● Given instruction
Set down the full listing exactly as given. Any pictures are to be left out.

Figure data in JSON
******

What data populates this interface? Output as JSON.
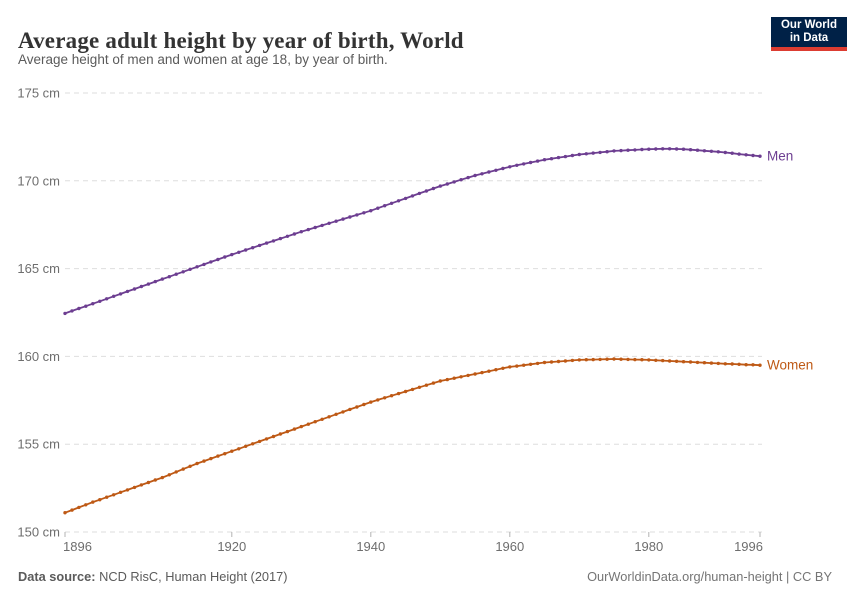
{
  "header": {
    "title": "Average adult height by year of birth, World",
    "subtitle": "Average height of men and women at age 18, by year of birth.",
    "logo": {
      "line1": "Our World",
      "line2": "in Data",
      "background": "#002147",
      "accent": "#dc3c31",
      "text_color": "#ffffff"
    }
  },
  "footer": {
    "source_label": "Data source:",
    "source_value": " NCD RisC, Human Height (2017)",
    "credit": "OurWorldinData.org/human-height | CC BY"
  },
  "chart_data": {
    "type": "line",
    "title": "Average adult height by year of birth, World",
    "xlabel": "",
    "ylabel": "",
    "x_start": 1896,
    "x_end": 1996,
    "x_ticks": [
      1896,
      1920,
      1940,
      1960,
      1980,
      1996
    ],
    "y_ticks": [
      150,
      155,
      160,
      165,
      170,
      175
    ],
    "y_tick_suffix": " cm",
    "ylim": [
      150,
      175
    ],
    "grid": "horizontal-dashed",
    "grid_color": "#dedede",
    "axis_text_color": "#6e6e6e",
    "tick_mark_color": "#b3b3b3",
    "legend_position": "line-end-labels",
    "marker": "yearly-dots",
    "series": [
      {
        "name": "Men",
        "color": "#6D3E91",
        "values": [
          162.45,
          162.59,
          162.73,
          162.86,
          163,
          163.14,
          163.28,
          163.42,
          163.56,
          163.7,
          163.84,
          163.98,
          164.12,
          164.26,
          164.4,
          164.54,
          164.68,
          164.82,
          164.96,
          165.1,
          165.24,
          165.38,
          165.52,
          165.66,
          165.8,
          165.93,
          166.06,
          166.19,
          166.32,
          166.45,
          166.58,
          166.71,
          166.84,
          166.97,
          167.1,
          167.22,
          167.34,
          167.46,
          167.58,
          167.7,
          167.82,
          167.94,
          168.06,
          168.18,
          168.3,
          168.44,
          168.58,
          168.72,
          168.86,
          169,
          169.14,
          169.28,
          169.42,
          169.56,
          169.7,
          169.82,
          169.94,
          170.06,
          170.18,
          170.3,
          170.4,
          170.5,
          170.6,
          170.7,
          170.8,
          170.88,
          170.96,
          171.04,
          171.12,
          171.2,
          171.26,
          171.32,
          171.38,
          171.44,
          171.5,
          171.54,
          171.58,
          171.62,
          171.66,
          171.7,
          171.72,
          171.74,
          171.76,
          171.78,
          171.8,
          171.81,
          171.82,
          171.82,
          171.81,
          171.8,
          171.77,
          171.74,
          171.71,
          171.68,
          171.65,
          171.61,
          171.57,
          171.52,
          171.48,
          171.44,
          171.4
        ]
      },
      {
        "name": "Women",
        "color": "#BE5915",
        "values": [
          151.1,
          151.25,
          151.4,
          151.55,
          151.7,
          151.84,
          151.98,
          152.12,
          152.26,
          152.4,
          152.54,
          152.68,
          152.82,
          152.96,
          153.1,
          153.26,
          153.42,
          153.58,
          153.74,
          153.9,
          154.04,
          154.18,
          154.32,
          154.46,
          154.6,
          154.74,
          154.88,
          155.02,
          155.16,
          155.3,
          155.44,
          155.58,
          155.72,
          155.86,
          156,
          156.14,
          156.28,
          156.42,
          156.56,
          156.7,
          156.84,
          156.98,
          157.12,
          157.26,
          157.4,
          157.52,
          157.64,
          157.76,
          157.88,
          158,
          158.12,
          158.24,
          158.36,
          158.48,
          158.6,
          158.68,
          158.76,
          158.84,
          158.92,
          159,
          159.08,
          159.16,
          159.24,
          159.32,
          159.4,
          159.45,
          159.5,
          159.55,
          159.6,
          159.65,
          159.68,
          159.71,
          159.74,
          159.77,
          159.8,
          159.81,
          159.82,
          159.83,
          159.84,
          159.85,
          159.84,
          159.83,
          159.82,
          159.81,
          159.8,
          159.78,
          159.76,
          159.74,
          159.72,
          159.7,
          159.68,
          159.66,
          159.64,
          159.62,
          159.6,
          159.58,
          159.57,
          159.55,
          159.53,
          159.52,
          159.5
        ]
      }
    ]
  }
}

******

● Task response
What data populates this interface? Output as JSON.
{
  "header": {
    "title": "Average adult height by year of birth, World",
    "subtitle": "Average height of men and women at age 18, by year of birth.",
    "logo": {
      "line1": "Our World",
      "line2": "in Data",
      "background": "#002147",
      "accent": "#dc3c31",
      "text_color": "#ffffff"
    }
  },
  "footer": {
    "source_label": "Data source:",
    "source_value": " NCD RisC, Human Height (2017)",
    "credit": "OurWorldinData.org/human-height | CC BY"
  },
  "chart_data": {
    "type": "line",
    "title": "Average adult height by year of birth, World",
    "xlabel": "",
    "ylabel": "",
    "x_start": 1896,
    "x_end": 1996,
    "x_ticks": [
      1896,
      1920,
      1940,
      1960,
      1980,
      1996
    ],
    "y_ticks": [
      150,
      155,
      160,
      165,
      170,
      175
    ],
    "y_tick_suffix": " cm",
    "ylim": [
      150,
      175
    ],
    "grid": "horizontal-dashed",
    "grid_color": "#dedede",
    "axis_text_color": "#6e6e6e",
    "tick_mark_color": "#b3b3b3",
    "legend_position": "line-end-labels",
    "marker": "yearly-dots",
    "series": [
      {
        "name": "Men",
        "color": "#6D3E91",
        "values": [
          162.45,
          162.59,
          162.73,
          162.86,
          163,
          163.14,
          163.28,
          163.42,
          163.56,
          163.7,
          163.84,
          163.98,
          164.12,
          164.26,
          164.4,
          164.54,
          164.68,
          164.82,
          164.96,
          165.1,
          165.24,
          165.38,
          165.52,
          165.66,
          165.8,
          165.93,
          166.06,
          166.19,
          166.32,
          166.45,
          166.58,
          166.71,
          166.84,
          166.97,
          167.1,
          167.22,
          167.34,
          167.46,
          167.58,
          167.7,
          167.82,
          167.94,
          168.06,
          168.18,
          168.3,
          168.44,
          168.58,
          168.72,
          168.86,
          169,
          169.14,
          169.28,
          169.42,
          169.56,
          169.7,
          169.82,
          169.94,
          170.06,
          170.18,
          170.3,
          170.4,
          170.5,
          170.6,
          170.7,
          170.8,
          170.88,
          170.96,
          171.04,
          171.12,
          171.2,
          171.26,
          171.32,
          171.38,
          171.44,
          171.5,
          171.54,
          171.58,
          171.62,
          171.66,
          171.7,
          171.72,
          171.74,
          171.76,
          171.78,
          171.8,
          171.81,
          171.82,
          171.82,
          171.81,
          171.8,
          171.77,
          171.74,
          171.71,
          171.68,
          171.65,
          171.61,
          171.57,
          171.52,
          171.48,
          171.44,
          171.4
        ]
      },
      {
        "name": "Women",
        "color": "#BE5915",
        "values": [
          151.1,
          151.25,
          151.4,
          151.55,
          151.7,
          151.84,
          151.98,
          152.12,
          152.26,
          152.4,
          152.54,
          152.68,
          152.82,
          152.96,
          153.1,
          153.26,
          153.42,
          153.58,
          153.74,
          153.9,
          154.04,
          154.18,
          154.32,
          154.46,
          154.6,
          154.74,
          154.88,
          155.02,
          155.16,
          155.3,
          155.44,
          155.58,
          155.72,
          155.86,
          156,
          156.14,
          156.28,
          156.42,
          156.56,
          156.7,
          156.84,
          156.98,
          157.12,
          157.26,
          157.4,
          157.52,
          157.64,
          157.76,
          157.88,
          158,
          158.12,
          158.24,
          158.36,
          158.48,
          158.6,
          158.68,
          158.76,
          158.84,
          158.92,
          159,
          159.08,
          159.16,
          159.24,
          159.32,
          159.4,
          159.45,
          159.5,
          159.55,
          159.6,
          159.65,
          159.68,
          159.71,
          159.74,
          159.77,
          159.8,
          159.81,
          159.82,
          159.83,
          159.84,
          159.85,
          159.84,
          159.83,
          159.82,
          159.81,
          159.8,
          159.78,
          159.76,
          159.74,
          159.72,
          159.7,
          159.68,
          159.66,
          159.64,
          159.62,
          159.6,
          159.58,
          159.57,
          159.55,
          159.53,
          159.52,
          159.5
        ]
      }
    ]
  }
}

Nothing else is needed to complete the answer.